Excerpted data:
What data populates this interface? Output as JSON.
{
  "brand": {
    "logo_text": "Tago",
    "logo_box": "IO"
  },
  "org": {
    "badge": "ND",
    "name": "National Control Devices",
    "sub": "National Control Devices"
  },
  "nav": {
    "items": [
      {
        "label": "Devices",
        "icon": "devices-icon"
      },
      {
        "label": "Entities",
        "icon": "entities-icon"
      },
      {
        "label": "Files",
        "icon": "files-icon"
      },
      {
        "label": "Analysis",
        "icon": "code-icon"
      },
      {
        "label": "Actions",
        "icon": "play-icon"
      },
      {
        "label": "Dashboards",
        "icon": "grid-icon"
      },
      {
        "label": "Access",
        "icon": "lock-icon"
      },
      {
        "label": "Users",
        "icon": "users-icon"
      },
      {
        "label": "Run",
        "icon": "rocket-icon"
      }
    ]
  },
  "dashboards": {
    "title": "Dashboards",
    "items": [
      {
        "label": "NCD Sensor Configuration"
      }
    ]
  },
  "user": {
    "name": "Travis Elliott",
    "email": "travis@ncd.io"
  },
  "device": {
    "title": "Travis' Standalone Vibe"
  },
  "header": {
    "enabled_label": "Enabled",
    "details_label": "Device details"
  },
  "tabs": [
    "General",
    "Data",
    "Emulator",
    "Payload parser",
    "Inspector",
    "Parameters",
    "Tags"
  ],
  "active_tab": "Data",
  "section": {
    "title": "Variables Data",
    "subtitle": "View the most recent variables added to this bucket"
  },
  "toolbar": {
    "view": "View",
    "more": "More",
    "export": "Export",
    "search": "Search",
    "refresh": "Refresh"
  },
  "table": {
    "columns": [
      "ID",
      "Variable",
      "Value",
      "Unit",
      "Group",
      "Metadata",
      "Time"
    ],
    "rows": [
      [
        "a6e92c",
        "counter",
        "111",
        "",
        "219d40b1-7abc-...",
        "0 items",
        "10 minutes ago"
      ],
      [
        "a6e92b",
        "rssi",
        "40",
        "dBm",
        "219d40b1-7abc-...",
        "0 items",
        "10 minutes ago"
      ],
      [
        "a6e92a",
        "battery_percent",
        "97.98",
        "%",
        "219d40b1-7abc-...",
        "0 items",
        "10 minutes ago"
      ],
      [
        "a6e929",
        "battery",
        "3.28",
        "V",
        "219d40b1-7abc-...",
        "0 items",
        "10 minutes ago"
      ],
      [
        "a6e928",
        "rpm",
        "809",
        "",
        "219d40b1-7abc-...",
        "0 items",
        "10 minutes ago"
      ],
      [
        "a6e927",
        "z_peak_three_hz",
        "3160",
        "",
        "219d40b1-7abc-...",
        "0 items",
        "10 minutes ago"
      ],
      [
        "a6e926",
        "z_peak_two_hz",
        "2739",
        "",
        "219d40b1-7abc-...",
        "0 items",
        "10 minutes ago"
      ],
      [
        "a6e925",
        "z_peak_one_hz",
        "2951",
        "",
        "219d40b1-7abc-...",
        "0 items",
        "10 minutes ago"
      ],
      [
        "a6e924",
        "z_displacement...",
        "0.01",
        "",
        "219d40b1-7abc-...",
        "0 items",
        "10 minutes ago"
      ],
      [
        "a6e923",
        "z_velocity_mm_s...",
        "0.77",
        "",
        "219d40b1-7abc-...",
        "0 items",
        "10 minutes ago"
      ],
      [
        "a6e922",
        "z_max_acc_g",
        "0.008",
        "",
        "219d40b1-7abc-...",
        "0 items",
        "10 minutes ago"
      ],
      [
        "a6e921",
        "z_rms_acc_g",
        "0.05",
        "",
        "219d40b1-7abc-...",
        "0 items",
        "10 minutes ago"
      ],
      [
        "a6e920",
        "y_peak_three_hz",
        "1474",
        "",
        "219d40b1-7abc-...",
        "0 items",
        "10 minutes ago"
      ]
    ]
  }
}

Direction:
Go through the records and show every line with the string "Control" in it.

Task answer:
    "name": "National Control Devices",
    "sub": "National Control Devices"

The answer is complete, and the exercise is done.